Element location data
━━━━

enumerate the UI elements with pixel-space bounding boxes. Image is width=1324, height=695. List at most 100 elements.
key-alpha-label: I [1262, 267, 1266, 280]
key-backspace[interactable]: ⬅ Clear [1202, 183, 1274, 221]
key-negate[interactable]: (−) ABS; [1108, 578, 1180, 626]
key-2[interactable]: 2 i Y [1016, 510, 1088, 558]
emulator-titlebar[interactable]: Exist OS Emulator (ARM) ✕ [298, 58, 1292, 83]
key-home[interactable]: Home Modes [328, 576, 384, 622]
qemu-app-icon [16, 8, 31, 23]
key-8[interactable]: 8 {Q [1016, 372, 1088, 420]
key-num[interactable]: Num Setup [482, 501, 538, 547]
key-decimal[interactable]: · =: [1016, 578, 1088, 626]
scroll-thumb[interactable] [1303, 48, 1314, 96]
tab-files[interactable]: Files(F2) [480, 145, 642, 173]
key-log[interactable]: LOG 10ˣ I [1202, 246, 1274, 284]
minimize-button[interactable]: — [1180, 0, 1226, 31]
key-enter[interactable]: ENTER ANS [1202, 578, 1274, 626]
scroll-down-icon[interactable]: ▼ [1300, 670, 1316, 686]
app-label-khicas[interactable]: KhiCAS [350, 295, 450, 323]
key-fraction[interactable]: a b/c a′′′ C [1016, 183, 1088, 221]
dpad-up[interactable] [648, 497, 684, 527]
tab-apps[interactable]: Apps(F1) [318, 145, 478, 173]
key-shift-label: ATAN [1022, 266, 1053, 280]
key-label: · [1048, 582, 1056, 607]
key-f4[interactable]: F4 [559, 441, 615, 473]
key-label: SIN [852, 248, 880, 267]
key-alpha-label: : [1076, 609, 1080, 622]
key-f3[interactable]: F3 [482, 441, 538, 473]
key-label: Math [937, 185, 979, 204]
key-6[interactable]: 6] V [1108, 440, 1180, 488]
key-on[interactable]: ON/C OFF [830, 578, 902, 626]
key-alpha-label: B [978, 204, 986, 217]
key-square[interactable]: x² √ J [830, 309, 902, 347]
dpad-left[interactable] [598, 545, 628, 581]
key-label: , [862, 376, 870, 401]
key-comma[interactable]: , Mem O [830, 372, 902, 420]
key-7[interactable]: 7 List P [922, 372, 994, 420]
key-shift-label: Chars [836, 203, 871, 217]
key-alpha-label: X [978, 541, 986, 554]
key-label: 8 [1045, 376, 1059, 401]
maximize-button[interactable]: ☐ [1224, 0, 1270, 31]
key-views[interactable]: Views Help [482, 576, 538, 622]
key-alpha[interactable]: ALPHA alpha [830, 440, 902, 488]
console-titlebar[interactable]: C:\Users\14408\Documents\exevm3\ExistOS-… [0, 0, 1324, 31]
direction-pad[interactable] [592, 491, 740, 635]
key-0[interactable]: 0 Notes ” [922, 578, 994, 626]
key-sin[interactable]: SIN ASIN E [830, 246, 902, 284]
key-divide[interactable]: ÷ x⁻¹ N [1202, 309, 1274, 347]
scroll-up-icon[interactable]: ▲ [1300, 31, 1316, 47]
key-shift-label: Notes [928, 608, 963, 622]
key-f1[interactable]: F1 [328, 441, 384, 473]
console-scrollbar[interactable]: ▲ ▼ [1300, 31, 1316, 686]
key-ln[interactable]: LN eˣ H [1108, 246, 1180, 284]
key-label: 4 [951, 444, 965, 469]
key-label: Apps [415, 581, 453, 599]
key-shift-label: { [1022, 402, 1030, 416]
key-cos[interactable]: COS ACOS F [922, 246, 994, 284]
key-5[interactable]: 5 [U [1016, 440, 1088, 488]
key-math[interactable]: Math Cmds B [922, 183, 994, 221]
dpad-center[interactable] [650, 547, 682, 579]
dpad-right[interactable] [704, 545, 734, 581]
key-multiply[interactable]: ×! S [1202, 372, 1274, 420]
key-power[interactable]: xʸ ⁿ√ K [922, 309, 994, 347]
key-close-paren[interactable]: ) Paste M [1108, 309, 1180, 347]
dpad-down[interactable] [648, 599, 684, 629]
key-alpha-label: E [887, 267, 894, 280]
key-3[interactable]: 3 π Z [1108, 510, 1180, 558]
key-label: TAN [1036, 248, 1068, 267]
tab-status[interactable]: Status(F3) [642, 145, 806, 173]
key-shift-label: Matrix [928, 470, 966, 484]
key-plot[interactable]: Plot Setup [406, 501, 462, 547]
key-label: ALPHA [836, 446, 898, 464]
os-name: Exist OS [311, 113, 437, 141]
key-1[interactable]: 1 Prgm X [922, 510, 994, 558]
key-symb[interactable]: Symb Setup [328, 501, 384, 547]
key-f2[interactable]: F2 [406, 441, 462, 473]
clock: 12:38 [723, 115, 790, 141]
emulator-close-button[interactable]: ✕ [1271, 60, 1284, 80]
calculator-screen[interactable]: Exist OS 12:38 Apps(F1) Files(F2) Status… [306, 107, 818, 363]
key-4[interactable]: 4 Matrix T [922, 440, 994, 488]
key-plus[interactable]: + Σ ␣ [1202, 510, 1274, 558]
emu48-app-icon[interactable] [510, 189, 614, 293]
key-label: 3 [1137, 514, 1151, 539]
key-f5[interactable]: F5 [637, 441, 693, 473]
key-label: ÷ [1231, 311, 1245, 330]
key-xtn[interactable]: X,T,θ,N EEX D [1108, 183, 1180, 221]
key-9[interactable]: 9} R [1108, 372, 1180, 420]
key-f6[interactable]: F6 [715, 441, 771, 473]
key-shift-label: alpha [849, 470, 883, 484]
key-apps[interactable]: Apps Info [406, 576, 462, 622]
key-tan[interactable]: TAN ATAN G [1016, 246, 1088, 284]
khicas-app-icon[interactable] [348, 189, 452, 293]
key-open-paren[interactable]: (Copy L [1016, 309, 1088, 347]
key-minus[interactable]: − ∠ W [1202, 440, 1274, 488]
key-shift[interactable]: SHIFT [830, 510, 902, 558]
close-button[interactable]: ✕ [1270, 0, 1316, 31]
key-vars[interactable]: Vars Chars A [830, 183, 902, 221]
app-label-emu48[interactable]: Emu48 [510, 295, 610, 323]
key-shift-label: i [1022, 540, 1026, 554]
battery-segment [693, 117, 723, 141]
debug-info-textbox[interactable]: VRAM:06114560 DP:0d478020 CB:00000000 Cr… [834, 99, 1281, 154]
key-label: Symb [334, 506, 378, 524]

━━━━

PROBLEM REQUIREMENTS :: Please reproduce every line of the records above with no changes.

IN RESPONSE ::
enumerate the UI elements with pixel-space bounding boxes. Image is width=1324, height=695. List at most 100 elements.
key-alpha-label: I [1262, 267, 1266, 280]
key-backspace[interactable]: ⬅ Clear [1202, 183, 1274, 221]
key-negate[interactable]: (−) ABS; [1108, 578, 1180, 626]
key-2[interactable]: 2 i Y [1016, 510, 1088, 558]
emulator-titlebar[interactable]: Exist OS Emulator (ARM) ✕ [298, 58, 1292, 83]
key-home[interactable]: Home Modes [328, 576, 384, 622]
qemu-app-icon [16, 8, 31, 23]
key-8[interactable]: 8 {Q [1016, 372, 1088, 420]
key-num[interactable]: Num Setup [482, 501, 538, 547]
key-decimal[interactable]: · =: [1016, 578, 1088, 626]
scroll-thumb[interactable] [1303, 48, 1314, 96]
tab-files[interactable]: Files(F2) [480, 145, 642, 173]
key-log[interactable]: LOG 10ˣ I [1202, 246, 1274, 284]
minimize-button[interactable]: — [1180, 0, 1226, 31]
key-enter[interactable]: ENTER ANS [1202, 578, 1274, 626]
scroll-down-icon[interactable]: ▼ [1300, 670, 1316, 686]
app-label-khicas[interactable]: KhiCAS [350, 295, 450, 323]
key-fraction[interactable]: a b/c a′′′ C [1016, 183, 1088, 221]
dpad-up[interactable] [648, 497, 684, 527]
tab-apps[interactable]: Apps(F1) [318, 145, 478, 173]
key-shift-label: ATAN [1022, 266, 1053, 280]
key-label: · [1048, 582, 1056, 607]
key-f4[interactable]: F4 [559, 441, 615, 473]
key-label: SIN [852, 248, 880, 267]
key-alpha-label: : [1076, 609, 1080, 622]
key-f3[interactable]: F3 [482, 441, 538, 473]
key-label: Math [937, 185, 979, 204]
key-6[interactable]: 6] V [1108, 440, 1180, 488]
key-on[interactable]: ON/C OFF [830, 578, 902, 626]
key-alpha-label: B [978, 204, 986, 217]
key-square[interactable]: x² √ J [830, 309, 902, 347]
dpad-left[interactable] [598, 545, 628, 581]
key-label: , [862, 376, 870, 401]
key-comma[interactable]: , Mem O [830, 372, 902, 420]
key-7[interactable]: 7 List P [922, 372, 994, 420]
key-shift-label: Chars [836, 203, 871, 217]
key-alpha-label: X [978, 541, 986, 554]
key-label: 8 [1045, 376, 1059, 401]
maximize-button[interactable]: ☐ [1224, 0, 1270, 31]
key-views[interactable]: Views Help [482, 576, 538, 622]
key-alpha[interactable]: ALPHA alpha [830, 440, 902, 488]
console-titlebar[interactable]: C:\Users\14408\Documents\exevm3\ExistOS-… [0, 0, 1324, 31]
direction-pad[interactable] [592, 491, 740, 635]
key-0[interactable]: 0 Notes ” [922, 578, 994, 626]
key-sin[interactable]: SIN ASIN E [830, 246, 902, 284]
key-divide[interactable]: ÷ x⁻¹ N [1202, 309, 1274, 347]
scroll-up-icon[interactable]: ▲ [1300, 31, 1316, 47]
key-shift-label: Notes [928, 608, 963, 622]
key-f1[interactable]: F1 [328, 441, 384, 473]
console-scrollbar[interactable]: ▲ ▼ [1300, 31, 1316, 686]
key-ln[interactable]: LN eˣ H [1108, 246, 1180, 284]
key-label: 4 [951, 444, 965, 469]
key-label: Apps [415, 581, 453, 599]
key-shift-label: { [1022, 402, 1030, 416]
key-cos[interactable]: COS ACOS F [922, 246, 994, 284]
key-5[interactable]: 5 [U [1016, 440, 1088, 488]
key-math[interactable]: Math Cmds B [922, 183, 994, 221]
dpad-center[interactable] [650, 547, 682, 579]
dpad-right[interactable] [704, 545, 734, 581]
key-multiply[interactable]: ×! S [1202, 372, 1274, 420]
key-power[interactable]: xʸ ⁿ√ K [922, 309, 994, 347]
key-close-paren[interactable]: ) Paste M [1108, 309, 1180, 347]
dpad-down[interactable] [648, 599, 684, 629]
key-alpha-label: E [887, 267, 894, 280]
key-3[interactable]: 3 π Z [1108, 510, 1180, 558]
key-label: TAN [1036, 248, 1068, 267]
tab-status[interactable]: Status(F3) [642, 145, 806, 173]
key-shift-label: Matrix [928, 470, 966, 484]
key-plot[interactable]: Plot Setup [406, 501, 462, 547]
key-label: ALPHA [836, 446, 898, 464]
os-name: Exist OS [311, 113, 437, 141]
key-1[interactable]: 1 Prgm X [922, 510, 994, 558]
key-symb[interactable]: Symb Setup [328, 501, 384, 547]
key-f2[interactable]: F2 [406, 441, 462, 473]
clock: 12:38 [723, 115, 790, 141]
emulator-close-button[interactable]: ✕ [1271, 60, 1284, 80]
calculator-screen[interactable]: Exist OS 12:38 Apps(F1) Files(F2) Status… [306, 107, 818, 363]
key-4[interactable]: 4 Matrix T [922, 440, 994, 488]
key-plus[interactable]: + Σ ␣ [1202, 510, 1274, 558]
emu48-app-icon[interactable] [510, 189, 614, 293]
key-label: 3 [1137, 514, 1151, 539]
key-f5[interactable]: F5 [637, 441, 693, 473]
key-label: ÷ [1231, 311, 1245, 330]
key-xtn[interactable]: X,T,θ,N EEX D [1108, 183, 1180, 221]
key-9[interactable]: 9} R [1108, 372, 1180, 420]
key-f6[interactable]: F6 [715, 441, 771, 473]
key-shift-label: alpha [849, 470, 883, 484]
key-apps[interactable]: Apps Info [406, 576, 462, 622]
key-tan[interactable]: TAN ATAN G [1016, 246, 1088, 284]
khicas-app-icon[interactable] [348, 189, 452, 293]
key-open-paren[interactable]: (Copy L [1016, 309, 1088, 347]
key-minus[interactable]: − ∠ W [1202, 440, 1274, 488]
key-shift[interactable]: SHIFT [830, 510, 902, 558]
close-button[interactable]: ✕ [1270, 0, 1316, 31]
key-vars[interactable]: Vars Chars A [830, 183, 902, 221]
app-label-emu48[interactable]: Emu48 [510, 295, 610, 323]
key-shift-label: i [1022, 540, 1026, 554]
battery-segment [693, 117, 723, 141]
debug-info-textbox[interactable]: VRAM:06114560 DP:0d478020 CB:00000000 Cr… [834, 99, 1281, 154]
key-label: Symb [334, 506, 378, 524]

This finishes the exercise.